(Task description) Give only the number of lines in these records that contain the word "Kassel".

(Stored items)

§

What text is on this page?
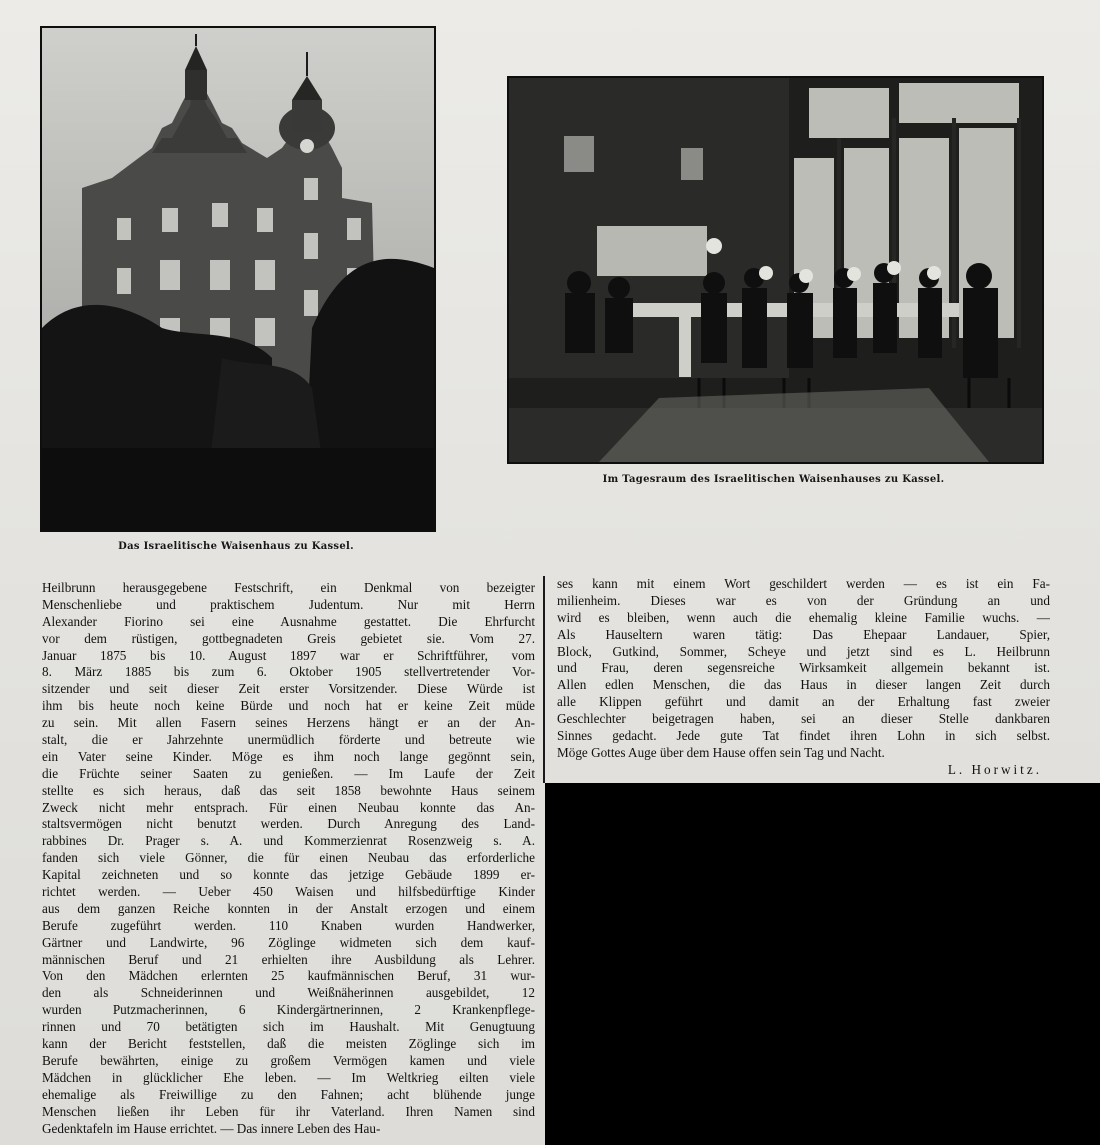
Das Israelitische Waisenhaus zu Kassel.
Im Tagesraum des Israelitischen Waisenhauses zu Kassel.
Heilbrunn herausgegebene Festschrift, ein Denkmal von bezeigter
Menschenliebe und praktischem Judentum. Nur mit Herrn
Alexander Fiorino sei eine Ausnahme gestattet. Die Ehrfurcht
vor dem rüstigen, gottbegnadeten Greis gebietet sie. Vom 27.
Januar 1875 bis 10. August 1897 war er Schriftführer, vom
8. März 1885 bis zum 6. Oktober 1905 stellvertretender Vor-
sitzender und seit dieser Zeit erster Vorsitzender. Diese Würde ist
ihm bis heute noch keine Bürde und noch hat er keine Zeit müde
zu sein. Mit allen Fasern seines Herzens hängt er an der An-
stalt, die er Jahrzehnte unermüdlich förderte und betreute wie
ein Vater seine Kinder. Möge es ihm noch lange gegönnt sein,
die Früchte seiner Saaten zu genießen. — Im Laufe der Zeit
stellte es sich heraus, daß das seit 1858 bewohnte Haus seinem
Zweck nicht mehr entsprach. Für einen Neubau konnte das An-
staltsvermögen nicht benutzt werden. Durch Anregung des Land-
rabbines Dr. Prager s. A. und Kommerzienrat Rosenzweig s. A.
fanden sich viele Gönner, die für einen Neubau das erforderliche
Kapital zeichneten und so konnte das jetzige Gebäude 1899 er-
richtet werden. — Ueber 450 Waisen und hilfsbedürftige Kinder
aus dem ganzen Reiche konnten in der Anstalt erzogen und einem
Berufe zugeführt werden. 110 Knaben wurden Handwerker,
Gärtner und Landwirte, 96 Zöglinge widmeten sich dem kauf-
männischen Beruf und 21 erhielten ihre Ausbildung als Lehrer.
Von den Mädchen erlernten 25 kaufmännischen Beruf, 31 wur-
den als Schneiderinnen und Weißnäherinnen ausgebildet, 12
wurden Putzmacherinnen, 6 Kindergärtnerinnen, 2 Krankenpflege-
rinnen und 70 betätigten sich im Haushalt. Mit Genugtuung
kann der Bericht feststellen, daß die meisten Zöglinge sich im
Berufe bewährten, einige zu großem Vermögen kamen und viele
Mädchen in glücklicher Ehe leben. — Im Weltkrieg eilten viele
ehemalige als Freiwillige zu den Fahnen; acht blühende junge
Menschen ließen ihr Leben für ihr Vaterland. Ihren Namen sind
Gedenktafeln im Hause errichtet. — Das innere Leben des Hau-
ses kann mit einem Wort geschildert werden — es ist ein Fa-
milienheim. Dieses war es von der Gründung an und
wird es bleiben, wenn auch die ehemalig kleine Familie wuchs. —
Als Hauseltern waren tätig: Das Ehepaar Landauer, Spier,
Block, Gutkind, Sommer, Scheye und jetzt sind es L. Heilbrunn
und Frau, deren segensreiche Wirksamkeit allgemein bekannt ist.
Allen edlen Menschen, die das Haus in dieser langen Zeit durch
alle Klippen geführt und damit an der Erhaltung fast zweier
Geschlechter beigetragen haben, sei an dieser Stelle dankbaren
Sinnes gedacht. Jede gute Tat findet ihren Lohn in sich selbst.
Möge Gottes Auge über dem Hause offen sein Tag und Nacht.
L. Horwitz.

§

(The completed task) 2